Goal — Lines that include the word "Rate" are the ones to copy.

Dataset content —

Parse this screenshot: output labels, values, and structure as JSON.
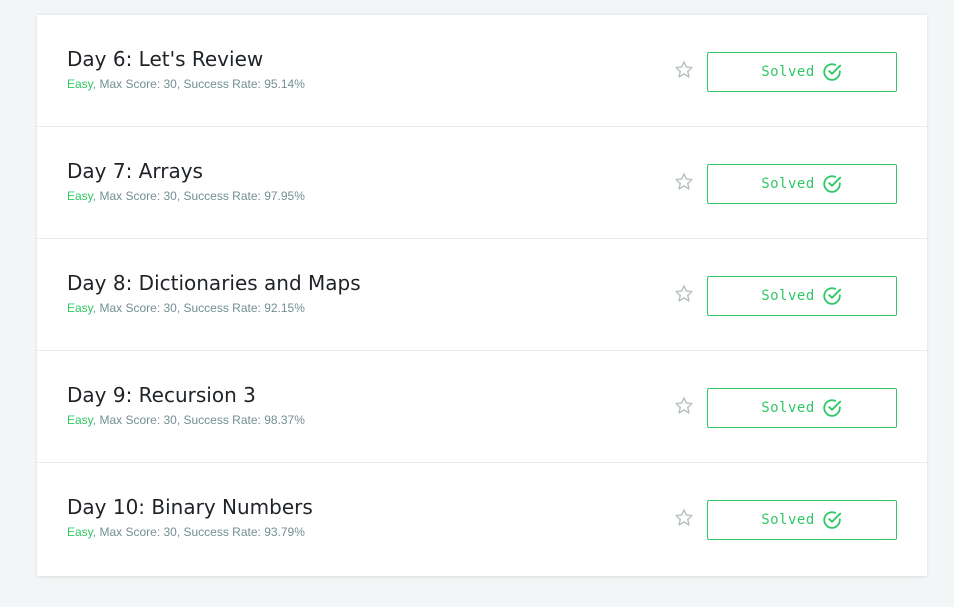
{
  "challenges": [
    {
      "title": "Day 6: Let's Review",
      "difficulty": "Easy",
      "details": ", Max Score: 30, Success Rate: 95.14%",
      "status_label": "Solved"
    },
    {
      "title": "Day 7: Arrays",
      "difficulty": "Easy",
      "details": ", Max Score: 30, Success Rate: 97.95%",
      "status_label": "Solved"
    },
    {
      "title": "Day 8: Dictionaries and Maps",
      "difficulty": "Easy",
      "details": ", Max Score: 30, Success Rate: 92.15%",
      "status_label": "Solved"
    },
    {
      "title": "Day 9: Recursion 3",
      "difficulty": "Easy",
      "details": ", Max Score: 30, Success Rate: 98.37%",
      "status_label": "Solved"
    },
    {
      "title": "Day 10: Binary Numbers",
      "difficulty": "Easy",
      "details": ", Max Score: 30, Success Rate: 93.79%",
      "status_label": "Solved"
    }
  ],
  "icons": {
    "bookmark": "star-outline-icon",
    "solved": "check-circle-icon"
  },
  "colors": {
    "accent_green": "#2ec866",
    "meta_gray": "#738f93",
    "star_gray": "#b7c2c4"
  }
}
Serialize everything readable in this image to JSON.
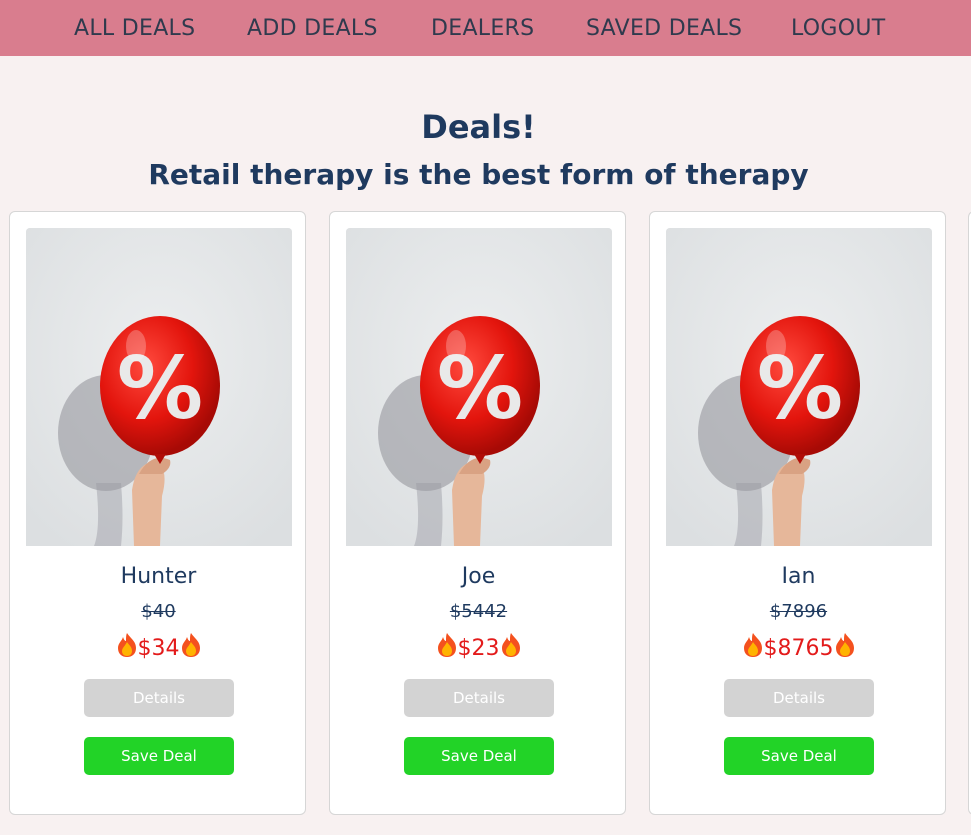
{
  "nav": {
    "items": [
      {
        "label": "ALL DEALS"
      },
      {
        "label": "ADD DEALS"
      },
      {
        "label": "DEALERS"
      },
      {
        "label": "SAVED DEALS"
      },
      {
        "label": "LOGOUT"
      }
    ]
  },
  "header": {
    "title": "Deals!",
    "subtitle": "Retail therapy is the best form of therapy"
  },
  "deals": [
    {
      "name": "Hunter",
      "original_price": "$40",
      "sale_price": "$34",
      "details_label": "Details",
      "save_label": "Save Deal"
    },
    {
      "name": "Joe",
      "original_price": "$5442",
      "sale_price": "$23",
      "details_label": "Details",
      "save_label": "Save Deal"
    },
    {
      "name": "Ian",
      "original_price": "$7896",
      "sale_price": "$8765",
      "details_label": "Details",
      "save_label": "Save Deal"
    }
  ],
  "icons": {
    "sale_marker": "fire-icon",
    "deal_image": "percent-balloon-image"
  },
  "colors": {
    "navbar": "#d97d8e",
    "page_background": "#f8f1f1",
    "heading": "#1f3a5f",
    "sale_price": "#e31b1b",
    "save_button": "#22d327",
    "details_button": "#d3d3d3"
  }
}
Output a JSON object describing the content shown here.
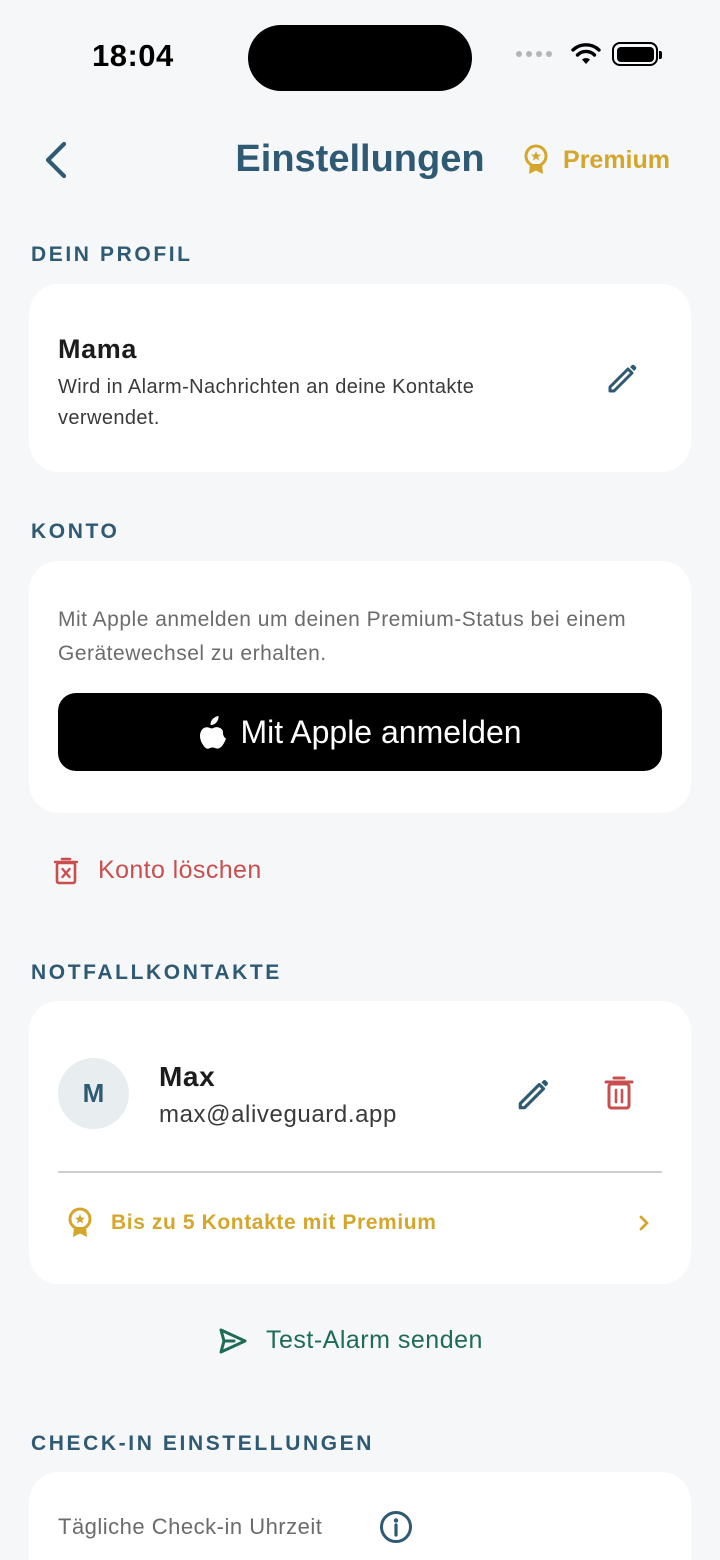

Problem solution —
      "details": ", Max Score: 30, Success Rate: 95.14%",
      "details": ", Max Score: 30, Success Rate: 97.95%",
      "details": ", Max Score: 30, Success Rate: 92.15%",
      "details": ", Max Score: 30, Success Rate: 98.37%",
      "details": ", Max Score: 30, Success Rate: 93.79%",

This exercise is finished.